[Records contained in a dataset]
######

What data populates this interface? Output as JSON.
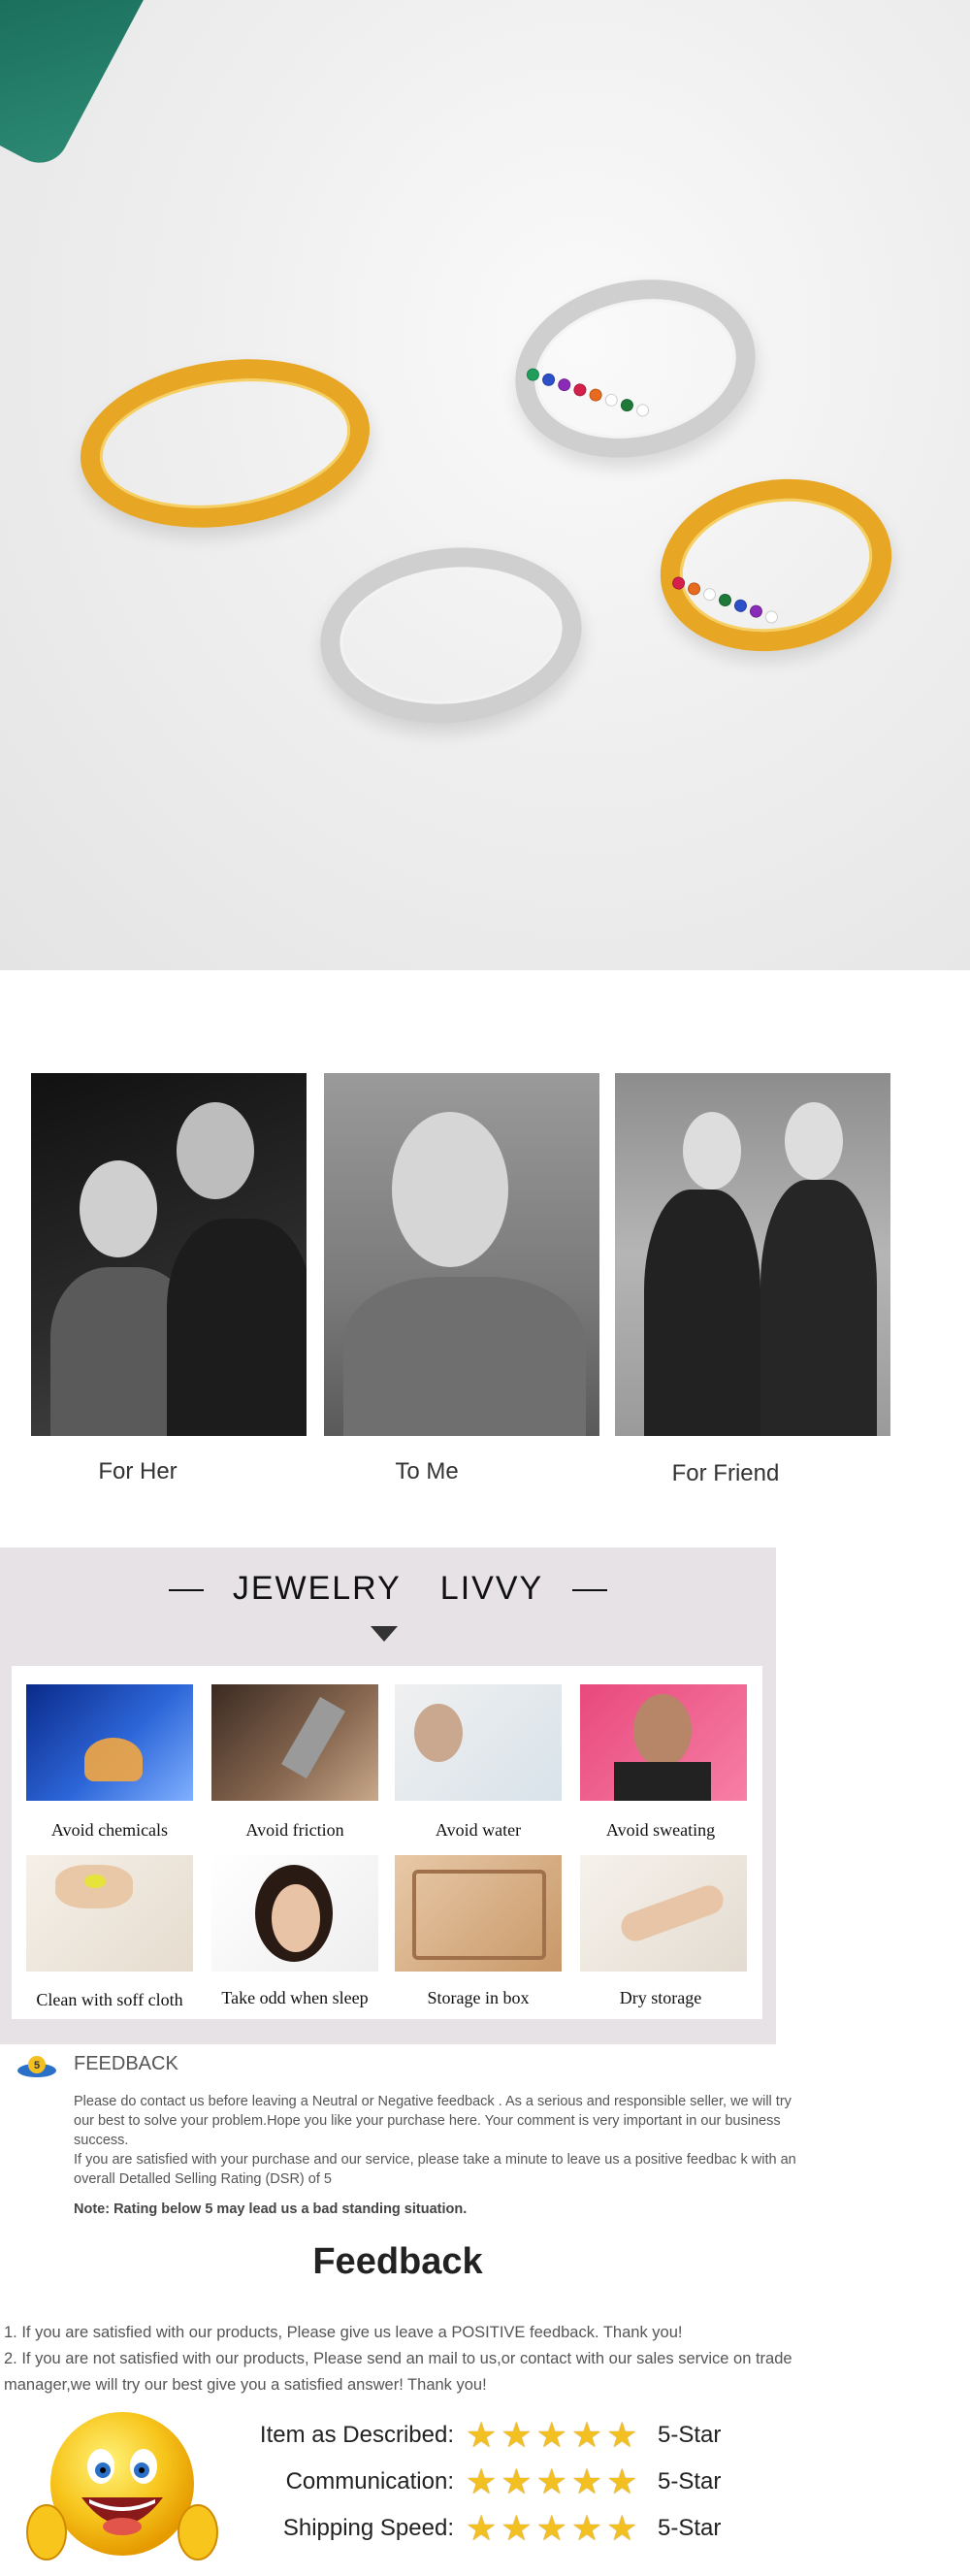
{
  "occasions": [
    {
      "label": "For Her"
    },
    {
      "label": "To Me"
    },
    {
      "label": "For Friend"
    }
  ],
  "care": {
    "brand_left": "JEWELRY",
    "brand_right": "LIVVY",
    "tips": [
      {
        "label": "Avoid chemicals",
        "icon": "lab-flask-icon"
      },
      {
        "label": "Avoid friction",
        "icon": "grinder-icon"
      },
      {
        "label": "Avoid water",
        "icon": "water-splash-icon"
      },
      {
        "label": "Avoid sweating",
        "icon": "sweat-icon"
      },
      {
        "label": "Clean with soff cloth",
        "icon": "cloth-icon"
      },
      {
        "label": "Take odd when sleep",
        "icon": "sleep-icon"
      },
      {
        "label": "Storage in box",
        "icon": "jewelry-box-icon"
      },
      {
        "label": "Dry storage",
        "icon": "dry-hand-icon"
      }
    ]
  },
  "feedback": {
    "logo_text": "5",
    "title": "FEEDBACK",
    "para1": "Please do contact us before leaving a Neutral or Negative  feedback . As a serious and responsible seller, we will try our best to solve your problem.Hope you like your purchase here. Your comment is very important in our business success.",
    "para2": " If you are satisfied with your purchase and our service,  please take a minute to leave us  a positive feedbac k with an overall  Detalled Selling Rating (DSR) of 5",
    "note": "Note: Rating below 5 may lead us a bad standing situation.",
    "heading": "Feedback",
    "line1": "1. If you are satisfied with our products, Please give us leave a POSITIVE feedback. Thank you!",
    "line2": "2. If you are not satisfied with our products, Please send an mail to us,or contact with our sales service on trade manager,we will try our best give you a satisfied answer! Thank you!",
    "ratings": [
      {
        "label": "Item as Described:",
        "stars": 5,
        "value": "5-Star"
      },
      {
        "label": "Communication:",
        "stars": 5,
        "value": "5-Star"
      },
      {
        "label": "Shipping Speed:",
        "stars": 5,
        "value": "5-Star"
      }
    ]
  },
  "colors": {
    "gold": "#e7a623",
    "silver": "#cfcfcf",
    "star": "#f3c021",
    "panel": "#e6e2e6"
  }
}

######

§ Instructions to follow
Return the full material word for word. Do not include the pictures.

§ Exercise output
What data populates this interface? Output as JSON.
{
  "occasions": [
    {
      "label": "For Her"
    },
    {
      "label": "To Me"
    },
    {
      "label": "For Friend"
    }
  ],
  "care": {
    "brand_left": "JEWELRY",
    "brand_right": "LIVVY",
    "tips": [
      {
        "label": "Avoid chemicals",
        "icon": "lab-flask-icon"
      },
      {
        "label": "Avoid friction",
        "icon": "grinder-icon"
      },
      {
        "label": "Avoid water",
        "icon": "water-splash-icon"
      },
      {
        "label": "Avoid sweating",
        "icon": "sweat-icon"
      },
      {
        "label": "Clean with soff cloth",
        "icon": "cloth-icon"
      },
      {
        "label": "Take odd when sleep",
        "icon": "sleep-icon"
      },
      {
        "label": "Storage in box",
        "icon": "jewelry-box-icon"
      },
      {
        "label": "Dry storage",
        "icon": "dry-hand-icon"
      }
    ]
  },
  "feedback": {
    "logo_text": "5",
    "title": "FEEDBACK",
    "para1": "Please do contact us before leaving a Neutral or Negative  feedback . As a serious and responsible seller, we will try our best to solve your problem.Hope you like your purchase here. Your comment is very important in our business success.",
    "para2": " If you are satisfied with your purchase and our service,  please take a minute to leave us  a positive feedbac k with an overall  Detalled Selling Rating (DSR) of 5",
    "note": "Note: Rating below 5 may lead us a bad standing situation.",
    "heading": "Feedback",
    "line1": "1. If you are satisfied with our products, Please give us leave a POSITIVE feedback. Thank you!",
    "line2": "2. If you are not satisfied with our products, Please send an mail to us,or contact with our sales service on trade manager,we will try our best give you a satisfied answer! Thank you!",
    "ratings": [
      {
        "label": "Item as Described:",
        "stars": 5,
        "value": "5-Star"
      },
      {
        "label": "Communication:",
        "stars": 5,
        "value": "5-Star"
      },
      {
        "label": "Shipping Speed:",
        "stars": 5,
        "value": "5-Star"
      }
    ]
  },
  "colors": {
    "gold": "#e7a623",
    "silver": "#cfcfcf",
    "star": "#f3c021",
    "panel": "#e6e2e6"
  }
}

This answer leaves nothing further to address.